-- START OF Provided data --

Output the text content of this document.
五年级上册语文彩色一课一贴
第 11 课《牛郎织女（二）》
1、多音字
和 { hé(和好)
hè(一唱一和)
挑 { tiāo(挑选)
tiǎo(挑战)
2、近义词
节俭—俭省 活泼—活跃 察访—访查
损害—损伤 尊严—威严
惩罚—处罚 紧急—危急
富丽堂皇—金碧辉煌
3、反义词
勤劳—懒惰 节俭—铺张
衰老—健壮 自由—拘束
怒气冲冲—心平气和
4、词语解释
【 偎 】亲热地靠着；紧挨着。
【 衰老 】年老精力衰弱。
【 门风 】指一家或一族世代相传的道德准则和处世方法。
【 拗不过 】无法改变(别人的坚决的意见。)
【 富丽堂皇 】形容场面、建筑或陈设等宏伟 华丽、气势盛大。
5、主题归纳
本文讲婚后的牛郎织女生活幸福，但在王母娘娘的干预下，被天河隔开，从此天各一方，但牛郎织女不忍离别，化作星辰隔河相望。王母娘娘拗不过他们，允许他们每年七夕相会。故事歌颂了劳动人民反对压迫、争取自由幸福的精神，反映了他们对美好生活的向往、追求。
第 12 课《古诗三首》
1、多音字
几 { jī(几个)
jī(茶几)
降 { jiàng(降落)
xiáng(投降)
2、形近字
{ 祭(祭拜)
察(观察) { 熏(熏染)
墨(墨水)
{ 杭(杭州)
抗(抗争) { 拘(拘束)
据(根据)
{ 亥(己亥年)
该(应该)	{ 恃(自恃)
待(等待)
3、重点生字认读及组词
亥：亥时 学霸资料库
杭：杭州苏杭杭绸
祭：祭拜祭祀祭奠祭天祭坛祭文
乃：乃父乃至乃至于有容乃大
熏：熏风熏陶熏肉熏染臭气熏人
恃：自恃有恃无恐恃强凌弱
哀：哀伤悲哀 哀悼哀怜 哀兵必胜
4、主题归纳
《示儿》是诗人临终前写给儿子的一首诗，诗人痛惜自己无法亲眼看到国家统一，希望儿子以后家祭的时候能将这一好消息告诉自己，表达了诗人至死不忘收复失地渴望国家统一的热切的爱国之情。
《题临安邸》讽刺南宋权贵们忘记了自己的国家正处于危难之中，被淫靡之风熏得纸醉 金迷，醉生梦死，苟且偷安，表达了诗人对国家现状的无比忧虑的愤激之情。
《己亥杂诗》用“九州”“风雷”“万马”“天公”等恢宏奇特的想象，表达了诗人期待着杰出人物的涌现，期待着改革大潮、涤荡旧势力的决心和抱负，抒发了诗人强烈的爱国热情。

-- END OF Provided data --

Work to complete:
Retype the records that precede this task, keeping them exactly the same.

Result of the task:
Output the text content of this document.
五年级上册语文彩色一课一贴
第 11 课《牛郎织女（二）》
1、多音字
和 { hé(和好)
hè(一唱一和)
挑 { tiāo(挑选)
tiǎo(挑战)
2、近义词
节俭—俭省 活泼—活跃 察访—访查
损害—损伤 尊严—威严
惩罚—处罚 紧急—危急
富丽堂皇—金碧辉煌
3、反义词
勤劳—懒惰 节俭—铺张
衰老—健壮 自由—拘束
怒气冲冲—心平气和
4、词语解释
【 偎 】亲热地靠着；紧挨着。
【 衰老 】年老精力衰弱。
【 门风 】指一家或一族世代相传的道德准则和处世方法。
【 拗不过 】无法改变(别人的坚决的意见。)
【 富丽堂皇 】形容场面、建筑或陈设等宏伟 华丽、气势盛大。
5、主题归纳
本文讲婚后的牛郎织女生活幸福，但在王母娘娘的干预下，被天河隔开，从此天各一方，但牛郎织女不忍离别，化作星辰隔河相望。王母娘娘拗不过他们，允许他们每年七夕相会。故事歌颂了劳动人民反对压迫、争取自由幸福的精神，反映了他们对美好生活的向往、追求。
第 12 课《古诗三首》
1、多音字
几 { jī(几个)
jī(茶几)
降 { jiàng(降落)
xiáng(投降)
2、形近字
{ 祭(祭拜)
察(观察) { 熏(熏染)
墨(墨水)
{ 杭(杭州)
抗(抗争) { 拘(拘束)
据(根据)
{ 亥(己亥年)
该(应该)	{ 恃(自恃)
待(等待)
3、重点生字认读及组词
亥：亥时 学霸资料库
杭：杭州苏杭杭绸
祭：祭拜祭祀祭奠祭天祭坛祭文
乃：乃父乃至乃至于有容乃大
熏：熏风熏陶熏肉熏染臭气熏人
恃：自恃有恃无恐恃强凌弱
哀：哀伤悲哀 哀悼哀怜 哀兵必胜
4、主题归纳
《示儿》是诗人临终前写给儿子的一首诗，诗人痛惜自己无法亲眼看到国家统一，希望儿子以后家祭的时候能将这一好消息告诉自己，表达了诗人至死不忘收复失地渴望国家统一的热切的爱国之情。
《题临安邸》讽刺南宋权贵们忘记了自己的国家正处于危难之中，被淫靡之风熏得纸醉 金迷，醉生梦死，苟且偷安，表达了诗人对国家现状的无比忧虑的愤激之情。
《己亥杂诗》用“九州”“风雷”“万马”“天公”等恢宏奇特的想象，表达了诗人期待着杰出人物的涌现，期待着改革大潮、涤荡旧势力的决心和抱负，抒发了诗人强烈的爱国热情。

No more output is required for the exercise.